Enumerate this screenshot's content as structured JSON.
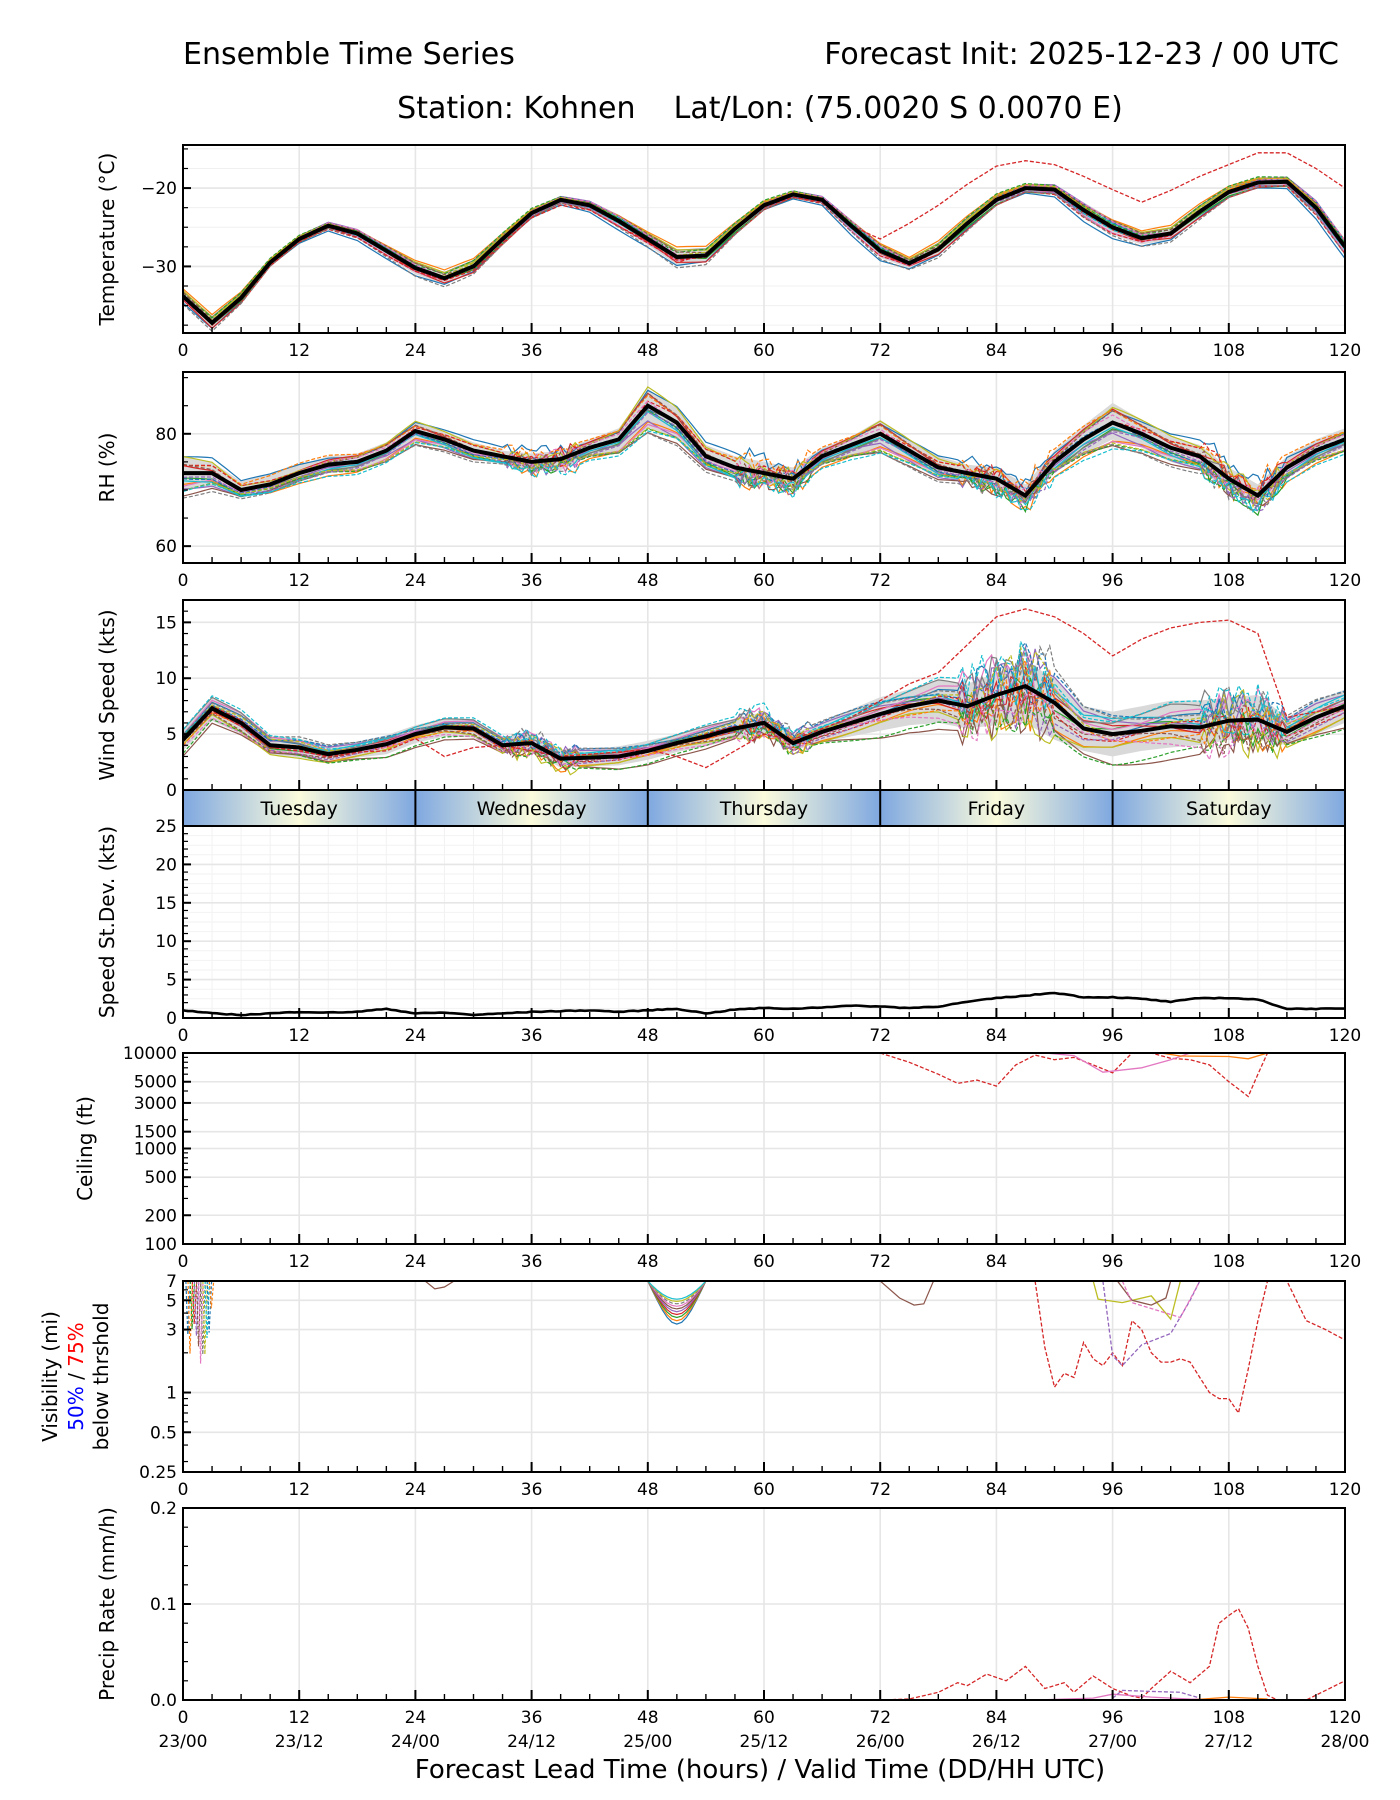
{
  "header": {
    "title_left": "Ensemble Time Series",
    "title_right": "Forecast Init: 2025-12-23 / 00 UTC",
    "subtitle": "Station: Kohnen    Lat/Lon: (75.0020 S 0.0070 E)"
  },
  "xaxis": {
    "label": "Forecast Lead Time (hours) / Valid Time (DD/HH UTC)",
    "range": [
      0,
      120
    ],
    "ticks": [
      0,
      12,
      24,
      36,
      48,
      60,
      72,
      84,
      96,
      108,
      120
    ],
    "tick_labels": [
      "0",
      "12",
      "24",
      "36",
      "48",
      "60",
      "72",
      "84",
      "96",
      "108",
      "120"
    ],
    "valid_time_labels": [
      "23/00",
      "23/12",
      "24/00",
      "24/12",
      "25/00",
      "25/12",
      "26/00",
      "26/12",
      "27/00",
      "27/12",
      "28/00"
    ]
  },
  "day_band": {
    "days": [
      "Tuesday",
      "Wednesday",
      "Thursday",
      "Friday",
      "Saturday"
    ],
    "edge_color": "#7fa8e0",
    "center_color": "#fbfbdc"
  },
  "colors": {
    "mean": "#000000",
    "spread": "#d9d9d9",
    "grid": "#e6e6e6",
    "members": [
      "#1f77b4",
      "#ff7f0e",
      "#2ca02c",
      "#d62728",
      "#9467bd",
      "#8c564b",
      "#e377c2",
      "#7f7f7f",
      "#bcbd22",
      "#17becf"
    ],
    "vis_50": "#0000ff",
    "vis_75": "#ff0000"
  },
  "chart_data": [
    {
      "id": "temperature",
      "type": "line",
      "ylabel": "Temperature (°C)",
      "ylim": [
        -38.5,
        -14.5
      ],
      "yticks": [
        -20,
        -30
      ],
      "ytick_labels": [
        "−20",
        "−30"
      ],
      "grid": true,
      "x": [
        0,
        3,
        6,
        9,
        12,
        15,
        18,
        21,
        24,
        27,
        30,
        33,
        36,
        39,
        42,
        45,
        48,
        51,
        54,
        57,
        60,
        63,
        66,
        69,
        72,
        75,
        78,
        81,
        84,
        87,
        90,
        93,
        96,
        99,
        102,
        105,
        108,
        111,
        114,
        117,
        120
      ],
      "mean": [
        -33.8,
        -37.2,
        -34.0,
        -29.5,
        -26.5,
        -24.8,
        -25.8,
        -28.0,
        -30.2,
        -31.5,
        -30.0,
        -26.5,
        -23.2,
        -21.5,
        -22.2,
        -24.2,
        -26.5,
        -28.8,
        -28.6,
        -25.2,
        -22.2,
        -20.8,
        -21.5,
        -24.8,
        -28.0,
        -29.6,
        -27.8,
        -24.5,
        -21.5,
        -20.0,
        -20.2,
        -22.8,
        -25.0,
        -26.4,
        -25.8,
        -23.0,
        -20.5,
        -19.3,
        -19.2,
        -22.5,
        -27.5
      ],
      "spread_low": [
        -34.5,
        -38.0,
        -34.6,
        -30.0,
        -27.0,
        -25.3,
        -26.4,
        -28.7,
        -31.0,
        -32.3,
        -30.8,
        -27.2,
        -23.8,
        -22.0,
        -22.8,
        -25.0,
        -27.3,
        -29.8,
        -29.5,
        -25.9,
        -22.8,
        -21.3,
        -22.0,
        -25.6,
        -28.9,
        -30.2,
        -28.6,
        -25.3,
        -22.2,
        -20.6,
        -20.9,
        -23.8,
        -26.0,
        -27.2,
        -26.6,
        -23.8,
        -21.2,
        -20.0,
        -19.9,
        -23.5,
        -28.5
      ],
      "spread_high": [
        -33.0,
        -36.4,
        -33.3,
        -29.0,
        -26.0,
        -24.3,
        -25.2,
        -27.3,
        -29.4,
        -30.7,
        -29.2,
        -25.8,
        -22.6,
        -21.0,
        -21.6,
        -23.4,
        -25.7,
        -27.8,
        -27.7,
        -24.5,
        -21.6,
        -20.3,
        -21.0,
        -24.0,
        -27.1,
        -29.0,
        -27.0,
        -23.7,
        -20.8,
        -19.4,
        -19.5,
        -21.8,
        -24.0,
        -25.6,
        -25.0,
        -22.2,
        -19.8,
        -18.6,
        -18.5,
        -21.5,
        -26.5
      ],
      "outlier_member": [
        -33.6,
        -37.5,
        -34.3,
        -29.8,
        -26.9,
        -25.0,
        -26.3,
        -28.6,
        -30.6,
        -31.8,
        -30.5,
        -27.0,
        -23.8,
        -22.2,
        -22.8,
        -24.9,
        -26.8,
        -29.5,
        -28.4,
        -25.3,
        -22.4,
        -21.2,
        -21.8,
        -24.8,
        -26.5,
        -24.5,
        -22.2,
        -19.5,
        -17.2,
        -16.5,
        -17.0,
        -18.5,
        -20.2,
        -21.8,
        -20.3,
        -18.5,
        -17.0,
        -15.5,
        -15.5,
        -17.5,
        -20.0
      ],
      "member_count": 20
    },
    {
      "id": "rh",
      "type": "line",
      "ylabel": "RH (%)",
      "ylim": [
        57,
        91
      ],
      "yticks": [
        80,
        60
      ],
      "ytick_labels": [
        "80",
        "60"
      ],
      "grid": true,
      "x": [
        0,
        3,
        6,
        9,
        12,
        15,
        18,
        21,
        24,
        27,
        30,
        33,
        36,
        39,
        42,
        45,
        48,
        51,
        54,
        57,
        60,
        63,
        66,
        69,
        72,
        75,
        78,
        81,
        84,
        87,
        90,
        93,
        96,
        99,
        102,
        105,
        108,
        111,
        114,
        117,
        120
      ],
      "mean": [
        73,
        73,
        70,
        71,
        73,
        74.5,
        75,
        77,
        80.5,
        79,
        77,
        76,
        75,
        75.5,
        77.5,
        79,
        85,
        82,
        76,
        74,
        73,
        72,
        76,
        78,
        80,
        77,
        74,
        73,
        72,
        69,
        75,
        79,
        82,
        80,
        77.5,
        76,
        72,
        69,
        74,
        77,
        79
      ],
      "spread_low": [
        70,
        70.5,
        69,
        70,
        71.5,
        73,
        73.5,
        75.5,
        78.5,
        77.5,
        75.5,
        74.5,
        73.5,
        73.5,
        76,
        77,
        81,
        79,
        74,
        72,
        71,
        70.5,
        74.5,
        76,
        77.5,
        75,
        72.5,
        71.5,
        70,
        67.5,
        73,
        76.5,
        79,
        77.5,
        75,
        73.5,
        70,
        67,
        72,
        75.5,
        77.5
      ],
      "spread_high": [
        76,
        75,
        71.5,
        73,
        74.5,
        76,
        76.5,
        78.5,
        82,
        80.5,
        78.5,
        77,
        76.5,
        77,
        79,
        81,
        88,
        84.5,
        78,
        76,
        75,
        74,
        77.5,
        79.5,
        82.5,
        79,
        76,
        74.5,
        74,
        71,
        77,
        81.5,
        85.5,
        82.5,
        79.5,
        78,
        74,
        71,
        76,
        79,
        81
      ],
      "member_count": 20
    },
    {
      "id": "wind_speed",
      "type": "line",
      "ylabel": "Wind Speed (kts)",
      "ylim": [
        0,
        17
      ],
      "yticks": [
        0,
        5,
        10,
        15
      ],
      "ytick_labels": [
        "0",
        "5",
        "10",
        "15"
      ],
      "grid": true,
      "x": [
        0,
        3,
        6,
        9,
        12,
        15,
        18,
        21,
        24,
        27,
        30,
        33,
        36,
        39,
        42,
        45,
        48,
        51,
        54,
        57,
        60,
        63,
        66,
        69,
        72,
        75,
        78,
        81,
        84,
        87,
        90,
        93,
        96,
        99,
        102,
        105,
        108,
        111,
        114,
        117,
        120
      ],
      "mean": [
        4.5,
        7.3,
        6.0,
        4.0,
        3.8,
        3.2,
        3.6,
        4.1,
        5.0,
        5.6,
        5.5,
        4.0,
        4.2,
        2.8,
        2.9,
        3.0,
        3.5,
        4.2,
        4.8,
        5.5,
        6.0,
        4.2,
        5.2,
        6.0,
        6.8,
        7.5,
        8.0,
        7.5,
        8.5,
        9.3,
        7.8,
        5.5,
        5.0,
        5.3,
        5.7,
        5.6,
        6.2,
        6.3,
        5.2,
        6.5,
        7.5
      ],
      "spread_low": [
        3.5,
        6.2,
        5.0,
        3.2,
        2.9,
        2.5,
        2.9,
        3.2,
        4.2,
        4.8,
        4.7,
        3.3,
        3.4,
        2.0,
        2.1,
        2.2,
        2.7,
        3.4,
        3.9,
        4.6,
        5.0,
        3.5,
        4.3,
        4.8,
        5.3,
        5.8,
        6.0,
        5.5,
        5.8,
        6.0,
        4.5,
        3.5,
        3.0,
        3.5,
        3.8,
        4.0,
        4.5,
        4.5,
        4.0,
        5.0,
        6.0
      ],
      "spread_high": [
        5.5,
        8.2,
        7.0,
        4.8,
        4.6,
        4.0,
        4.3,
        4.9,
        5.8,
        6.4,
        6.3,
        4.8,
        5.0,
        3.6,
        3.7,
        3.9,
        4.4,
        5.0,
        5.7,
        6.4,
        7.0,
        5.0,
        6.1,
        7.2,
        8.3,
        9.0,
        9.8,
        9.5,
        10.5,
        11.5,
        10.0,
        7.5,
        7.0,
        7.5,
        8.0,
        8.0,
        8.3,
        8.5,
        6.5,
        8.0,
        9.0
      ],
      "outlier_member": [
        4.5,
        7.0,
        5.8,
        3.8,
        3.5,
        3.0,
        3.4,
        3.5,
        4.6,
        3.0,
        3.8,
        4.0,
        3.5,
        3.0,
        3.2,
        3.4,
        3.6,
        3.0,
        2.0,
        3.5,
        5.0,
        4.5,
        5.5,
        6.5,
        8.0,
        9.5,
        10.5,
        13.0,
        15.5,
        16.2,
        15.5,
        14.0,
        12.0,
        13.5,
        14.5,
        15.0,
        15.2,
        14.0,
        6.5,
        7.0,
        7.5
      ],
      "member_count": 20
    },
    {
      "id": "speed_stdev",
      "type": "line",
      "ylabel": "Speed St.Dev. (kts)",
      "ylim": [
        0,
        25
      ],
      "yticks": [
        0,
        5,
        10,
        15,
        20,
        25
      ],
      "ytick_labels": [
        "0",
        "5",
        "10",
        "15",
        "20",
        "25"
      ],
      "grid": true,
      "x": [
        0,
        3,
        6,
        9,
        12,
        15,
        18,
        21,
        24,
        27,
        30,
        33,
        36,
        39,
        42,
        45,
        48,
        51,
        54,
        57,
        60,
        63,
        66,
        69,
        72,
        75,
        78,
        81,
        84,
        87,
        90,
        93,
        96,
        99,
        102,
        105,
        108,
        111,
        114,
        117,
        120
      ],
      "values": [
        1.0,
        0.6,
        0.4,
        0.6,
        0.8,
        0.7,
        0.8,
        1.2,
        0.6,
        0.7,
        0.4,
        0.6,
        0.8,
        0.9,
        1.0,
        0.8,
        1.0,
        1.2,
        0.6,
        1.1,
        1.3,
        1.2,
        1.4,
        1.6,
        1.5,
        1.3,
        1.5,
        2.1,
        2.6,
        2.9,
        3.3,
        2.7,
        2.7,
        2.5,
        2.1,
        2.6,
        2.6,
        2.4,
        1.2,
        1.2,
        1.2
      ]
    },
    {
      "id": "ceiling",
      "type": "line",
      "ylabel": "Ceiling (ft)",
      "yscale": "log",
      "ylim": [
        100,
        10000
      ],
      "yticks": [
        10000,
        5000,
        3000,
        1500,
        1000,
        500,
        200,
        100
      ],
      "ytick_labels": [
        "10000",
        "5000",
        "3000",
        "1500",
        "1000",
        "500",
        "200",
        "100"
      ],
      "grid": true,
      "x": [
        72,
        75,
        78,
        80,
        82,
        84,
        86,
        88,
        90,
        92,
        94,
        96,
        98,
        100,
        102,
        104,
        106,
        108,
        109,
        110,
        111,
        112
      ],
      "outlier_member": [
        10000,
        8000,
        6000,
        4800,
        5200,
        4500,
        7500,
        9500,
        8500,
        9000,
        7500,
        6200,
        10000,
        10000,
        8800,
        8500,
        7500,
        5000,
        4200,
        3500,
        6000,
        10000
      ],
      "member_count": 3
    },
    {
      "id": "visibility",
      "type": "line",
      "ylabel_lines": [
        "Visibility (mi)",
        "50% / 75%",
        "below thrshold"
      ],
      "ylabel_50": "50%",
      "ylabel_sep": " / ",
      "ylabel_75": "75%",
      "yscale": "log",
      "ylim": [
        0.25,
        7
      ],
      "yticks": [
        7,
        5,
        3,
        1,
        0.5,
        0.25
      ],
      "ytick_labels": [
        "7",
        "5",
        "3",
        "1",
        "0.5",
        "0.25"
      ],
      "grid": true,
      "x": [
        88,
        89,
        90,
        91,
        92,
        93,
        94,
        95,
        96,
        97,
        98,
        99,
        100,
        101,
        102,
        103,
        104,
        105,
        106,
        107,
        108,
        109,
        110,
        111,
        112,
        113,
        114,
        116,
        118,
        120
      ],
      "outlier_member": [
        7,
        2.2,
        1.1,
        1.4,
        1.3,
        2.4,
        1.8,
        1.6,
        2.0,
        1.6,
        3.5,
        3.0,
        2.0,
        1.7,
        1.7,
        1.8,
        1.7,
        1.3,
        1.0,
        0.9,
        0.9,
        0.7,
        1.5,
        3.5,
        7,
        7,
        7,
        3.5,
        3.0,
        2.5
      ],
      "member_count": 20
    },
    {
      "id": "precip_rate",
      "type": "line",
      "ylabel": "Precip Rate (mm/h)",
      "ylim": [
        0,
        0.2
      ],
      "yticks": [
        0.0,
        0.1,
        0.2
      ],
      "ytick_labels": [
        "0.0",
        "0.1",
        "0.2"
      ],
      "grid": true,
      "x": [
        72,
        75,
        78,
        80,
        81,
        83,
        85,
        87,
        89,
        91,
        92,
        94,
        96,
        97,
        98,
        99,
        100,
        102,
        104,
        106,
        107,
        108,
        109,
        110,
        111,
        112,
        113,
        114,
        116,
        118,
        120
      ],
      "outlier_member": [
        0.0,
        0.001,
        0.008,
        0.018,
        0.015,
        0.027,
        0.02,
        0.035,
        0.012,
        0.018,
        0.008,
        0.025,
        0.012,
        0.008,
        0.004,
        0.002,
        0.012,
        0.03,
        0.018,
        0.035,
        0.08,
        0.088,
        0.095,
        0.075,
        0.035,
        0.005,
        0.0,
        0.0,
        0.0,
        0.01,
        0.02
      ],
      "member_count": 20
    }
  ]
}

_WRITTEN TASK:_
Using the listing above, show each line holding the string "Forecast".

_EXPECTED ANSWER:_
    "title_right": "Forecast Init: 2025-12-23 / 00 UTC",
    "label": "Forecast Lead Time (hours) / Valid Time (DD/HH UTC)",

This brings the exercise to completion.